§ **Directive**: All of the material below is to be restated word for word, apart from the pictures.

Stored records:
------------------------------------------------------------------------
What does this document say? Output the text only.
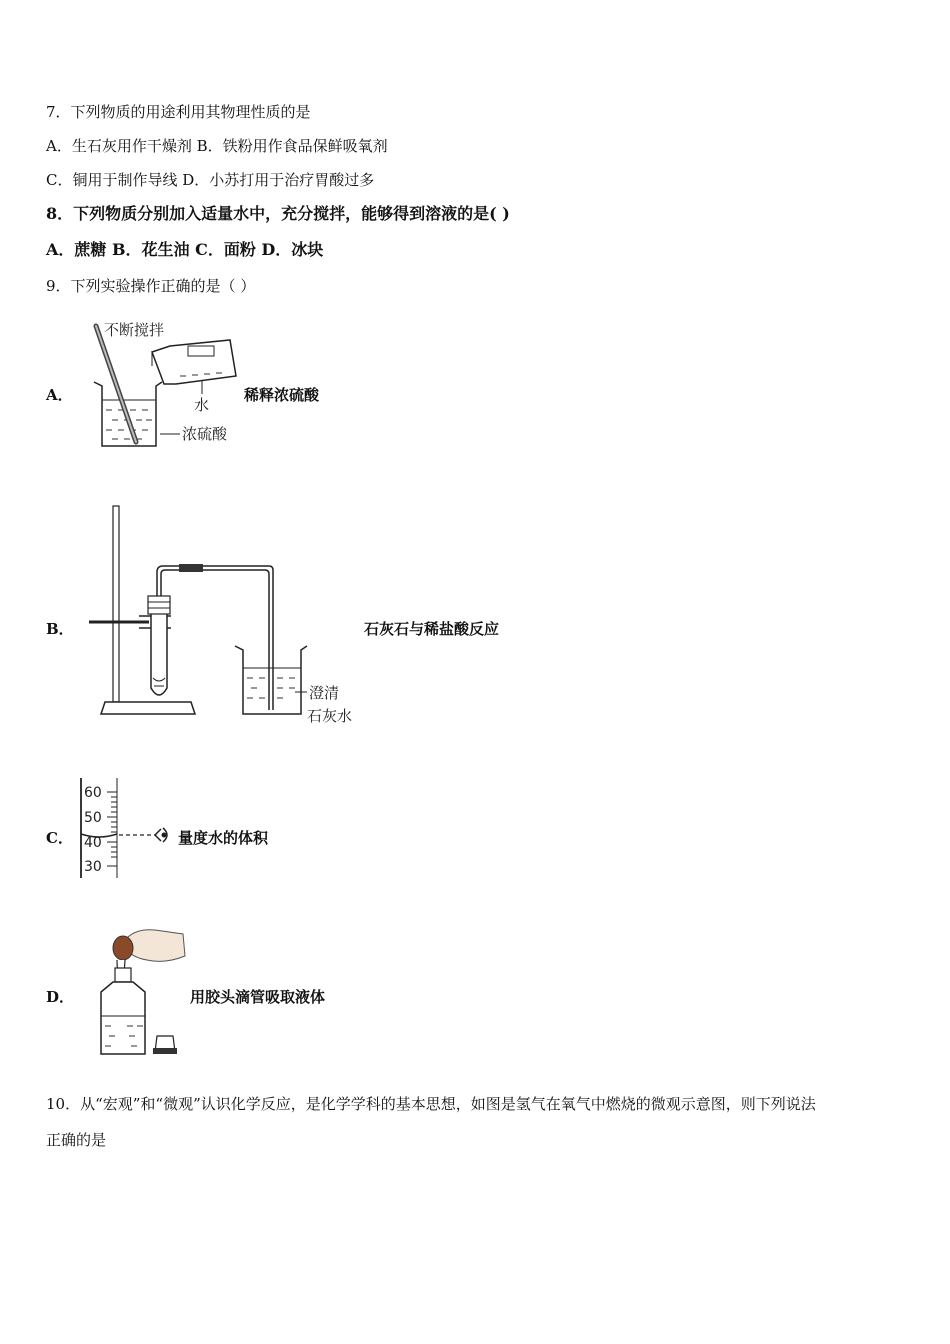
7．下列物质的用途利用其物理性质的是
A．生石灰用作干燥剂 B．铁粉用作食品保鲜吸氧剂
C．铜用于制作导线 D．小苏打用于治疗胃酸过多
8．下列物质分别加入适量水中，充分搅拌，能够得到溶液的是( )
A．蔗糖 B．花生油 C．面粉 D．冰块
9．下列实验操作正确的是（ ）
A．
不断搅拌
水
浓硫酸
稀释浓硫酸
B．
澄清
石灰水
石灰石与稀盐酸反应
C．
60
50
40
30
量度水的体积
D．	用胶头滴管吸取液体
10．从“宏观”和“微观”认识化学反应，是化学学科的基本思想，如图是氢气在氧气中燃烧的微观示意图，则下列说法
正确的是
------------------------------------------------------------------------
§ **In response**:
What does this document say? Output the text only.
7．下列物质的用途利用其物理性质的是
A．生石灰用作干燥剂 B．铁粉用作食品保鲜吸氧剂
C．铜用于制作导线 D．小苏打用于治疗胃酸过多
8．下列物质分别加入适量水中，充分搅拌，能够得到溶液的是( )
A．蔗糖 B．花生油 C．面粉 D．冰块
9．下列实验操作正确的是（ ）
A．
不断搅拌
水
浓硫酸
稀释浓硫酸
B．
澄清
石灰水
石灰石与稀盐酸反应
C．
60
50
40
30
量度水的体积
D．	用胶头滴管吸取液体
10．从“宏观”和“微观”认识化学反应，是化学学科的基本思想，如图是氢气在氧气中燃烧的微观示意图，则下列说法
正确的是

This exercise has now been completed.